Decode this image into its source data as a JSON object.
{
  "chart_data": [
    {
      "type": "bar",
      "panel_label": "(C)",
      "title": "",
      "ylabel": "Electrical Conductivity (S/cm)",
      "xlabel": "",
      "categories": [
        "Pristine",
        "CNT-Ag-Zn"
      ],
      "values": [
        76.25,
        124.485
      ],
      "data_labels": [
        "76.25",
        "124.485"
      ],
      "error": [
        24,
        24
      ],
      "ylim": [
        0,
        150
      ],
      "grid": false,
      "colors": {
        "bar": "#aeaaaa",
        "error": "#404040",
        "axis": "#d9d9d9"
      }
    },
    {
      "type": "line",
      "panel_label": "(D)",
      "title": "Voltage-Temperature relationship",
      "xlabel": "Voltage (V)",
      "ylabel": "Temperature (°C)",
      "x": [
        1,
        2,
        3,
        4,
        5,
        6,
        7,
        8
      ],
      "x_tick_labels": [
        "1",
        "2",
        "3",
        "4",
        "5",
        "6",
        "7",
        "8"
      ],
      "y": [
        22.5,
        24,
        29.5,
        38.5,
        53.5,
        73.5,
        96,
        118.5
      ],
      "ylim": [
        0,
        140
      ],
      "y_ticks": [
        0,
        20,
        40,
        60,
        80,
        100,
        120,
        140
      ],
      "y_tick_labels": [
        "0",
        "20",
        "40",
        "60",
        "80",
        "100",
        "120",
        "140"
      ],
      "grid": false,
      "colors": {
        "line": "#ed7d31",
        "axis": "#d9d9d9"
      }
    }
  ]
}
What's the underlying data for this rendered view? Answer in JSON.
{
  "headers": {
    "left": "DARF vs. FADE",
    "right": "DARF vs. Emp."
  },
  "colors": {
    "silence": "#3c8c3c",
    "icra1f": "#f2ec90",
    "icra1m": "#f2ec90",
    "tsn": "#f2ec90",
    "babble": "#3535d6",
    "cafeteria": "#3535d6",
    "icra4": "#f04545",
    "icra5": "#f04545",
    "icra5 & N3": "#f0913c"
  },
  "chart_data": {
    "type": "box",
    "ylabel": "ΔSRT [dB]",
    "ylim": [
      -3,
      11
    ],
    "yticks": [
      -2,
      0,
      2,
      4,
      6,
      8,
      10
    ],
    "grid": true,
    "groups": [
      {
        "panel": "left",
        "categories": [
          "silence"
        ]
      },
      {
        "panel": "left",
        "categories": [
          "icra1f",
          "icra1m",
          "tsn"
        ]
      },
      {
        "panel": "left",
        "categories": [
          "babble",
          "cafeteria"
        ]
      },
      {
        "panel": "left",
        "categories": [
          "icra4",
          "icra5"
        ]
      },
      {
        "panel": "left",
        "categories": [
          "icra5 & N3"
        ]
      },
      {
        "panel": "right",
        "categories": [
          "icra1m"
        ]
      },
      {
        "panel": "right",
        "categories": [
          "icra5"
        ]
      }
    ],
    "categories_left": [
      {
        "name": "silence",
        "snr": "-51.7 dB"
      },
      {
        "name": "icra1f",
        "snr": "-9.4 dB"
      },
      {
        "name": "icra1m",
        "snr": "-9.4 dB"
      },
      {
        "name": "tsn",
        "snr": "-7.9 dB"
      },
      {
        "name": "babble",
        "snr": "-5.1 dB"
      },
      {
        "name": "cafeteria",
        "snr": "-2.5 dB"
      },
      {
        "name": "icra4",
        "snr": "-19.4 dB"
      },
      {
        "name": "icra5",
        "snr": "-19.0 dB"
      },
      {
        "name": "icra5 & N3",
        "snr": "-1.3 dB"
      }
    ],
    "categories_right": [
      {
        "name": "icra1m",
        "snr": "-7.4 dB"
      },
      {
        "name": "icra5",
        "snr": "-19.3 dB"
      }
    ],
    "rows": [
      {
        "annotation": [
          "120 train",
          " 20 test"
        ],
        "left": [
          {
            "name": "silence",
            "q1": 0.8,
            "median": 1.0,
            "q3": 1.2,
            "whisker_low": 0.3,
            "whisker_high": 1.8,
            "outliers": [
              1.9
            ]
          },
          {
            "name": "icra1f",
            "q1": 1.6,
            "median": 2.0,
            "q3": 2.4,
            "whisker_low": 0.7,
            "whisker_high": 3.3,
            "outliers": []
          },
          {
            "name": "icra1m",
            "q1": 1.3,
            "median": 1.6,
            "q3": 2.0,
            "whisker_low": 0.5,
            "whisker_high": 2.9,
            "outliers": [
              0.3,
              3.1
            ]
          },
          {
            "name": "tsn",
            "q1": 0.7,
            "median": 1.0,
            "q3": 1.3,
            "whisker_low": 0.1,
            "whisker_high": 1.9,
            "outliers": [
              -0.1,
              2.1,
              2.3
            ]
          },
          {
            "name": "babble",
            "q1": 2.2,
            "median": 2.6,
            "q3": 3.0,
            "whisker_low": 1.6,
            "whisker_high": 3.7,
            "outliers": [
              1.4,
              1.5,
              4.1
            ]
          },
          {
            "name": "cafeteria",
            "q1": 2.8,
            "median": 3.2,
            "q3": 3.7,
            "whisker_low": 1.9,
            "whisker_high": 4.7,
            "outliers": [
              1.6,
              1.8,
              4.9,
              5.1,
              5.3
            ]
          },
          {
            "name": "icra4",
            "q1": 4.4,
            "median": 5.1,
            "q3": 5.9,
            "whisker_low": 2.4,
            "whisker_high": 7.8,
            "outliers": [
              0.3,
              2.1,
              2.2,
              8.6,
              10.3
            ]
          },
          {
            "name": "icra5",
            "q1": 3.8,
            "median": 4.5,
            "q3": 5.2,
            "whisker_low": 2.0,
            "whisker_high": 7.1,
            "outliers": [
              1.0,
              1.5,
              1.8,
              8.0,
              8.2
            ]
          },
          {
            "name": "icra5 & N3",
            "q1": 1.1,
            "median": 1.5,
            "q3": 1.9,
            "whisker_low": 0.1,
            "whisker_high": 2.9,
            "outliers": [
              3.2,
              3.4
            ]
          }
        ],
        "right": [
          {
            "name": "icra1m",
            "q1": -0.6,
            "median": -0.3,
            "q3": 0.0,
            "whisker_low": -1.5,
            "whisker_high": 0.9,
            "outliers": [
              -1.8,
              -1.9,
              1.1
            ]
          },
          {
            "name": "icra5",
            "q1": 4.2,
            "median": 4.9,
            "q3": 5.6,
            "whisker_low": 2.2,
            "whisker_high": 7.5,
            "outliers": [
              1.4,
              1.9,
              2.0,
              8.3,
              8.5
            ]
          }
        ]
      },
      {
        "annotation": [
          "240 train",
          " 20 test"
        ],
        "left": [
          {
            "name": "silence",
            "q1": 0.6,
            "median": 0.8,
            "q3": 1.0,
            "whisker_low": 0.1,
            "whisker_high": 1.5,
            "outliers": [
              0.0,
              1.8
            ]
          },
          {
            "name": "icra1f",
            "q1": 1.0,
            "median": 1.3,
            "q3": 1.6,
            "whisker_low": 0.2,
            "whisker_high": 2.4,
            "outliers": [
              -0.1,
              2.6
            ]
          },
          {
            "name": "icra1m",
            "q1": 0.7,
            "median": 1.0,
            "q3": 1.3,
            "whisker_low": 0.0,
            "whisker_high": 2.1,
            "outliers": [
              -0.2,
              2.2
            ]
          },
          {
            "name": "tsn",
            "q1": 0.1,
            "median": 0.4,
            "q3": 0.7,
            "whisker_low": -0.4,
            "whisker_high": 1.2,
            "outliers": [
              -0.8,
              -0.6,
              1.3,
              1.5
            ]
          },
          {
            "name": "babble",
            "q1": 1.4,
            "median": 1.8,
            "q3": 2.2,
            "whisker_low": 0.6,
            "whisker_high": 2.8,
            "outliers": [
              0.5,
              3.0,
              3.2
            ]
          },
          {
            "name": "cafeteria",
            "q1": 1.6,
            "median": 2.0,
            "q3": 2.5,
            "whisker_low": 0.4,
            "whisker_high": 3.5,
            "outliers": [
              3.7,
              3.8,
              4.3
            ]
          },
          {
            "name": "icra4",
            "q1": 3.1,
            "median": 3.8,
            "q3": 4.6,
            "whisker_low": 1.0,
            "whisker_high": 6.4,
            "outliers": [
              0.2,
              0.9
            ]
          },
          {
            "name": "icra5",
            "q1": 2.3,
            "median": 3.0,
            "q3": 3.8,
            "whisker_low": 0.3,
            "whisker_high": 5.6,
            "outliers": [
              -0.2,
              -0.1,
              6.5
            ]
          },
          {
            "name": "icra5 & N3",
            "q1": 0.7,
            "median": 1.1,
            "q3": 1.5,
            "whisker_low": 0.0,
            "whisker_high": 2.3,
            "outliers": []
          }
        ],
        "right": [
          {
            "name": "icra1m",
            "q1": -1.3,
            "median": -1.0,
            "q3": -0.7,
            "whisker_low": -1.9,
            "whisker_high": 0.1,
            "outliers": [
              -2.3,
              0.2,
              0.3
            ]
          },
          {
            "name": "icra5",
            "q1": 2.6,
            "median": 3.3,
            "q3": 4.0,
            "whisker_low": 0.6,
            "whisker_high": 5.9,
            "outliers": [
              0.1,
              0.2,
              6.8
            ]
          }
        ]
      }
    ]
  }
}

--- --- ---

DIRECTIONS FOR THIS TASK
The lines to collect are those holding the string "Temperature"; copy them all.

FULL OUTPUT
      "title": "Voltage-Temperature relationship",
      "ylabel": "Temperature (°C)",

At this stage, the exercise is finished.